Problem -
How many lines hold the string "name"? Reply with the number alone.

Figure record listings -
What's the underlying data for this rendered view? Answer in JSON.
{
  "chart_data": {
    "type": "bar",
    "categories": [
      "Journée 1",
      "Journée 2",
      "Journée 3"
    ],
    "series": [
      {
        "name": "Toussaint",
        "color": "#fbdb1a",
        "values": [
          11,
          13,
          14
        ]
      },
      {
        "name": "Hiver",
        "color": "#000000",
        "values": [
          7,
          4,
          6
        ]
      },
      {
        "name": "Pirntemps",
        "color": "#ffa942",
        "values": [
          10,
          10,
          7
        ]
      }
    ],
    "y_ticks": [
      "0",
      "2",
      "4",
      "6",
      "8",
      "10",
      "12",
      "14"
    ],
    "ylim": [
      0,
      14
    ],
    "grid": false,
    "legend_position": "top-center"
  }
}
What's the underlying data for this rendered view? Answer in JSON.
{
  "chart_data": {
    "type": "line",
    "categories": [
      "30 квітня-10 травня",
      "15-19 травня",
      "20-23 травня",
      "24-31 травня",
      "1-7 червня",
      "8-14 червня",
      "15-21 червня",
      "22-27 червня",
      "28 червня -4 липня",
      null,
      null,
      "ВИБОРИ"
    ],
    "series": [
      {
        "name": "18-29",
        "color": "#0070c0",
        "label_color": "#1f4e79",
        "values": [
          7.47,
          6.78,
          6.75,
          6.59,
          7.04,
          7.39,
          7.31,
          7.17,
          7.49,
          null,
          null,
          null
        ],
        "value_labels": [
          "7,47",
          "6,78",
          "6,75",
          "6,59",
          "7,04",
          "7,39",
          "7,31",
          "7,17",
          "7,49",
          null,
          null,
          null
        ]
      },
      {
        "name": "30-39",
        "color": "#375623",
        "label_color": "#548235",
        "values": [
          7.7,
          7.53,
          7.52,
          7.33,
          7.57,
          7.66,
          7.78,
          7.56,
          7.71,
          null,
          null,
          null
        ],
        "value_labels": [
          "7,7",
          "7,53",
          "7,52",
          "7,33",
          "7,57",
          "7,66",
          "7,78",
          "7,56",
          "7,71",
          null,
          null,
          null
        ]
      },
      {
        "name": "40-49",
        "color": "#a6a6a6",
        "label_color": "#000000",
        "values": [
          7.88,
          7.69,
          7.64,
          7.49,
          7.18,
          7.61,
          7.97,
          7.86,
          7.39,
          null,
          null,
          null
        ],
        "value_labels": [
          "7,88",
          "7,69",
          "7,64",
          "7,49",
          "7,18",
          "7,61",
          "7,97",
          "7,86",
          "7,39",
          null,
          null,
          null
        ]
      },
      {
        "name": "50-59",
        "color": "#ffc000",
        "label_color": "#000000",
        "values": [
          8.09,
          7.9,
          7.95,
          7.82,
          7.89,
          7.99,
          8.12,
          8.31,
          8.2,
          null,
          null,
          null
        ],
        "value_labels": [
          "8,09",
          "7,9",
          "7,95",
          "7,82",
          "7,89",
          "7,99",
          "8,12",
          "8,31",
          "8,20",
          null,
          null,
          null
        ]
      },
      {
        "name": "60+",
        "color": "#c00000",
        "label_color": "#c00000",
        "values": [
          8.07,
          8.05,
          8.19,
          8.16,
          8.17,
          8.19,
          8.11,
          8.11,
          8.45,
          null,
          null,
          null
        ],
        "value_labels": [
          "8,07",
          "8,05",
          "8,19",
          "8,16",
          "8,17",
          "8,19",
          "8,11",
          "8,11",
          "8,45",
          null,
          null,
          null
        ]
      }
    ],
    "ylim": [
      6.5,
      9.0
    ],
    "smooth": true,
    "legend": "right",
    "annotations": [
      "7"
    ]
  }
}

Exercise result -
8